= What you are asked to do =
Look for "name" in the listing below. Gather each line that contains it.

[Provided material start]

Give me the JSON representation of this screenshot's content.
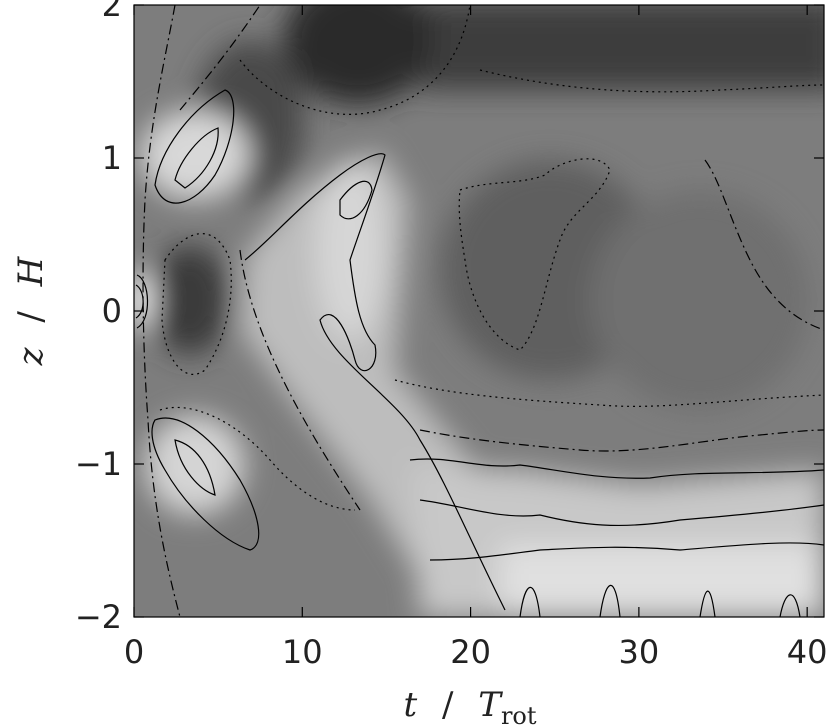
{
  "chart_data": {
    "type": "heatmap",
    "title": "",
    "xlabel": {
      "text": "t",
      "slash": "/",
      "symbol": "T",
      "subscript": "rot"
    },
    "ylabel": {
      "text": "z",
      "slash": "/",
      "symbol": "H"
    },
    "xlim": [
      0,
      41
    ],
    "ylim": [
      -2,
      2
    ],
    "xticks": [
      0,
      10,
      20,
      30,
      40
    ],
    "xtick_labels": [
      "0",
      "10",
      "20",
      "30",
      "40"
    ],
    "yticks": [
      -2,
      -1,
      0,
      1,
      2
    ],
    "ytick_labels": [
      "−2",
      "−1",
      "0",
      "1",
      "2"
    ],
    "colorscale": "grayscale (dark = low, light = high)",
    "contour_styles": [
      "solid",
      "dash-dot",
      "dotted"
    ],
    "features": [
      {
        "kind": "bright",
        "t": 4,
        "z": 1.0
      },
      {
        "kind": "bright",
        "t": 3.5,
        "z": -1.0
      },
      {
        "kind": "dark",
        "t": 3,
        "z": 0.1
      },
      {
        "kind": "dark",
        "t": 14,
        "z": 1.9
      },
      {
        "kind": "bright_band",
        "t_range": [
          8,
          16
        ],
        "z_range": [
          -0.7,
          1.1
        ]
      },
      {
        "kind": "bright_band",
        "t_range": [
          20,
          41
        ],
        "z_range": [
          -2.0,
          -1.0
        ]
      },
      {
        "kind": "dark_band",
        "t_range": [
          30,
          41
        ],
        "z_range": [
          1.5,
          2.0
        ]
      }
    ]
  }
}
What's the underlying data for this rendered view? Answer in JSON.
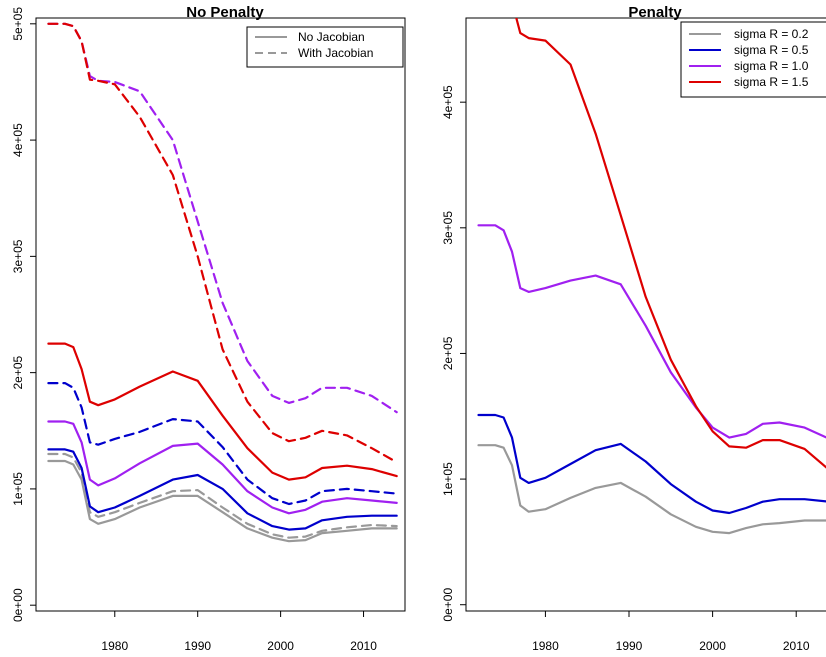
{
  "chart_data": [
    {
      "type": "line",
      "title": "No Penalty",
      "xlabel": "",
      "ylabel": "",
      "x": [
        1972,
        1974,
        1975,
        1976,
        1977,
        1978,
        1980,
        1983,
        1987,
        1990,
        1993,
        1996,
        1999,
        2001,
        2003,
        2005,
        2008,
        2011,
        2014
      ],
      "xlim": [
        1970.5,
        2015
      ],
      "ylim": [
        -5000,
        505000
      ],
      "x_ticks": [
        1980,
        1990,
        2000,
        2010
      ],
      "y_ticks": [
        0,
        100000,
        200000,
        300000,
        400000,
        500000
      ],
      "y_tick_labels": [
        "0e+00",
        "1e+05",
        "2e+05",
        "3e+05",
        "4e+05",
        "5e+05"
      ],
      "grid": false,
      "legend_position": "top-right",
      "legend": [
        {
          "label": "No Jacobian",
          "dash": "solid"
        },
        {
          "label": "With Jacobian",
          "dash": "dashed"
        }
      ],
      "series": [
        {
          "color": "#999999",
          "dash": "solid",
          "values": [
            124000,
            124000,
            121000,
            108000,
            74000,
            70000,
            74000,
            84000,
            94000,
            94000,
            80000,
            66000,
            58000,
            55000,
            56000,
            62000,
            64000,
            66000,
            66000
          ]
        },
        {
          "color": "#999999",
          "dash": "dashed",
          "values": [
            130000,
            130000,
            127000,
            114000,
            80000,
            76000,
            80000,
            88000,
            98000,
            99000,
            84000,
            70000,
            61000,
            58000,
            59000,
            64000,
            67000,
            69000,
            68000
          ]
        },
        {
          "color": "#0000cc",
          "dash": "solid",
          "values": [
            134000,
            134000,
            132000,
            118000,
            85000,
            80000,
            84000,
            94000,
            108000,
            112000,
            100000,
            79000,
            68000,
            65000,
            66000,
            73000,
            76000,
            77000,
            77000
          ]
        },
        {
          "color": "#0000cc",
          "dash": "dashed",
          "values": [
            191000,
            191000,
            187000,
            170000,
            140000,
            138000,
            143000,
            149000,
            160000,
            158000,
            136000,
            108000,
            92000,
            87000,
            90000,
            98000,
            100000,
            98000,
            96000
          ]
        },
        {
          "color": "#a020f0",
          "dash": "solid",
          "values": [
            158000,
            158000,
            156000,
            140000,
            108000,
            103000,
            109000,
            122000,
            137000,
            139000,
            121000,
            98000,
            84000,
            79000,
            82000,
            89000,
            92000,
            90000,
            88000
          ]
        },
        {
          "color": "#a020f0",
          "dash": "dashed",
          "values": [
            500000,
            500000,
            498000,
            485000,
            455000,
            451000,
            450000,
            442000,
            400000,
            330000,
            260000,
            210000,
            180000,
            174000,
            178000,
            187000,
            187000,
            180000,
            166000
          ]
        },
        {
          "color": "#dd0000",
          "dash": "solid",
          "values": [
            225000,
            225000,
            222000,
            203000,
            175000,
            172000,
            177000,
            188000,
            201000,
            193000,
            163000,
            135000,
            114000,
            108000,
            110000,
            118000,
            120000,
            117000,
            111000
          ]
        },
        {
          "color": "#dd0000",
          "dash": "dashed",
          "values": [
            500000,
            500000,
            498000,
            485000,
            452000,
            451000,
            448000,
            420000,
            370000,
            300000,
            220000,
            175000,
            148000,
            141000,
            144000,
            150000,
            146000,
            135000,
            123000
          ]
        }
      ]
    },
    {
      "type": "line",
      "title": "Penalty",
      "xlabel": "",
      "ylabel": "",
      "x": [
        1972,
        1974,
        1975,
        1976,
        1977,
        1978,
        1980,
        1983,
        1986,
        1989,
        1992,
        1995,
        1998,
        2000,
        2002,
        2004,
        2006,
        2008,
        2011,
        2014
      ],
      "xlim": [
        1970.5,
        2015
      ],
      "ylim": [
        -5000,
        467000
      ],
      "x_ticks": [
        1980,
        1990,
        2000,
        2010
      ],
      "y_ticks": [
        0,
        100000,
        200000,
        300000,
        400000
      ],
      "y_tick_labels": [
        "0e+00",
        "1e+05",
        "2e+05",
        "3e+05",
        "4e+05"
      ],
      "grid": false,
      "legend_position": "top-right",
      "legend": [
        {
          "label": "sigma R = 0.2",
          "color": "#999999"
        },
        {
          "label": "sigma R = 0.5",
          "color": "#0000cc"
        },
        {
          "label": "sigma R = 1.0",
          "color": "#a020f0"
        },
        {
          "label": "sigma R = 1.5",
          "color": "#dd0000"
        }
      ],
      "series": [
        {
          "color": "#999999",
          "dash": "solid",
          "values": [
            127000,
            127000,
            125000,
            111000,
            79000,
            74000,
            76000,
            85000,
            93000,
            97000,
            86000,
            72000,
            62000,
            58000,
            57000,
            61000,
            64000,
            65000,
            67000,
            67000
          ]
        },
        {
          "color": "#0000cc",
          "dash": "solid",
          "values": [
            151000,
            151000,
            149000,
            133000,
            101000,
            97000,
            101000,
            112000,
            123000,
            128000,
            114000,
            96000,
            82000,
            75000,
            73000,
            77000,
            82000,
            84000,
            84000,
            82000
          ]
        },
        {
          "color": "#a020f0",
          "dash": "solid",
          "values": [
            302000,
            302000,
            298000,
            281000,
            252000,
            249000,
            252000,
            258000,
            262000,
            255000,
            222000,
            185000,
            157000,
            141000,
            133000,
            136000,
            144000,
            145000,
            141000,
            132000
          ]
        },
        {
          "color": "#dd0000",
          "dash": "solid",
          "values": [
            520000,
            510000,
            500000,
            480000,
            455000,
            451000,
            449000,
            430000,
            375000,
            310000,
            245000,
            195000,
            158000,
            138000,
            126000,
            125000,
            131000,
            131000,
            124000,
            107000
          ]
        }
      ]
    }
  ]
}
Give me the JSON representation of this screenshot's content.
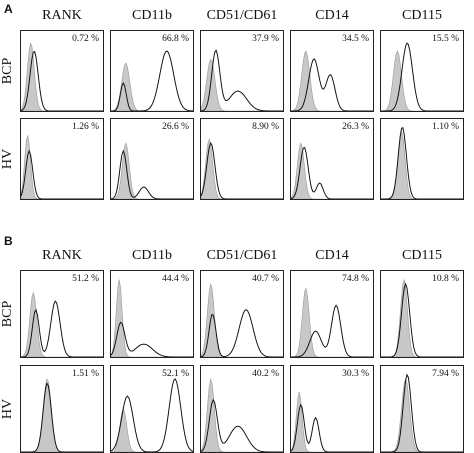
{
  "panels": [
    {
      "letter": "A",
      "columns": [
        "RANK",
        "CD11b",
        "CD51/CD61",
        "CD14",
        "CD115"
      ],
      "rows": [
        {
          "label": "BCP",
          "values": [
            "0.72 %",
            "66.8 %",
            "37.9 %",
            "34.5 %",
            "15.5 %"
          ]
        },
        {
          "label": "HV",
          "values": [
            "1.26 %",
            "26.6 %",
            "8.90 %",
            "26.3 %",
            "1.10 %"
          ]
        }
      ]
    },
    {
      "letter": "B",
      "columns": [
        "RANK",
        "CD11b",
        "CD51/CD61",
        "CD14",
        "CD115"
      ],
      "rows": [
        {
          "label": "BCP",
          "values": [
            "51.2 %",
            "44.4 %",
            "40.7 %",
            "74.8 %",
            "10.8 %"
          ]
        },
        {
          "label": "HV",
          "values": [
            "1.51 %",
            "52.1 %",
            "40.2 %",
            "30.3 %",
            "7.94 %"
          ]
        }
      ]
    }
  ],
  "colors": {
    "isotype_fill": "#c8c8c8",
    "stain_line": "#111111"
  }
}
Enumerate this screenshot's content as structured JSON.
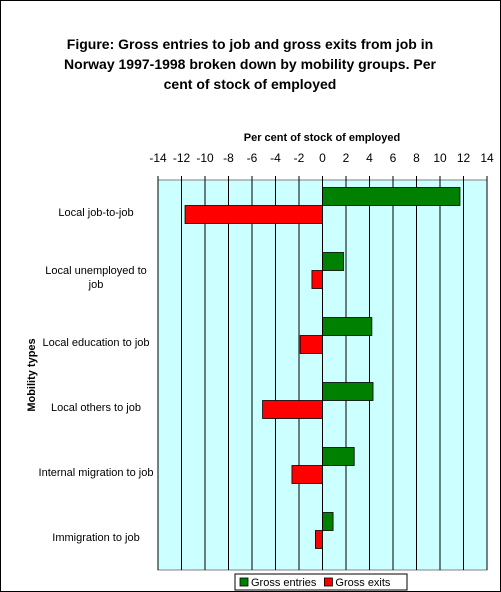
{
  "chart_data": {
    "type": "bar",
    "orientation": "horizontal",
    "title": "Figure: Gross entries to job and gross exits from job in Norway 1997-1998 broken down by mobility groups. Per cent of stock of employed",
    "x_label": "Per cent of stock of employed",
    "y_label": "Mobility types",
    "categories": [
      "Local job-to-job",
      "Local unemployed to job",
      "Local education to job",
      "Local others to job",
      "Internal migration to job",
      "Immigration to job"
    ],
    "series": [
      {
        "name": "Gross entries",
        "color": "#008000",
        "values": [
          11.7,
          1.8,
          4.2,
          4.3,
          2.7,
          0.9
        ]
      },
      {
        "name": "Gross exits",
        "color": "#ff0000",
        "values": [
          -11.7,
          -0.9,
          -1.9,
          -5.1,
          -2.6,
          -0.6
        ]
      }
    ],
    "xlim": [
      -14,
      14
    ],
    "xticks": [
      -14,
      -12,
      -10,
      -8,
      -6,
      -4,
      -2,
      0,
      2,
      4,
      6,
      8,
      10,
      12,
      14
    ],
    "grid": true,
    "legend": "bottom"
  }
}
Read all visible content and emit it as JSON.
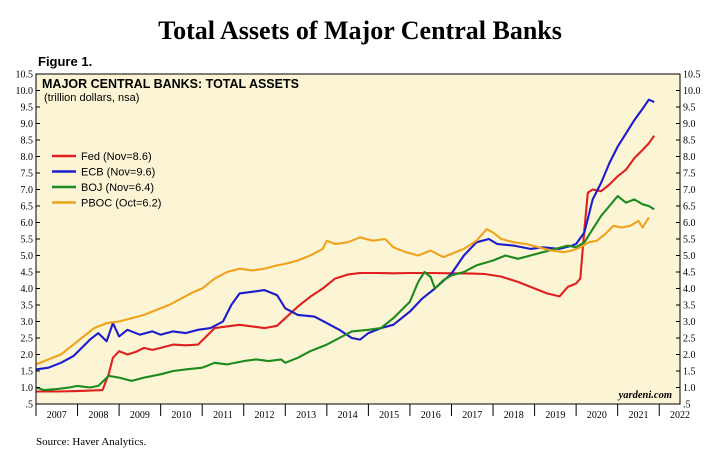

[Provided material end]

= Answer to the problem =
        "name": "Gross entries",
        "name": "Gross exits",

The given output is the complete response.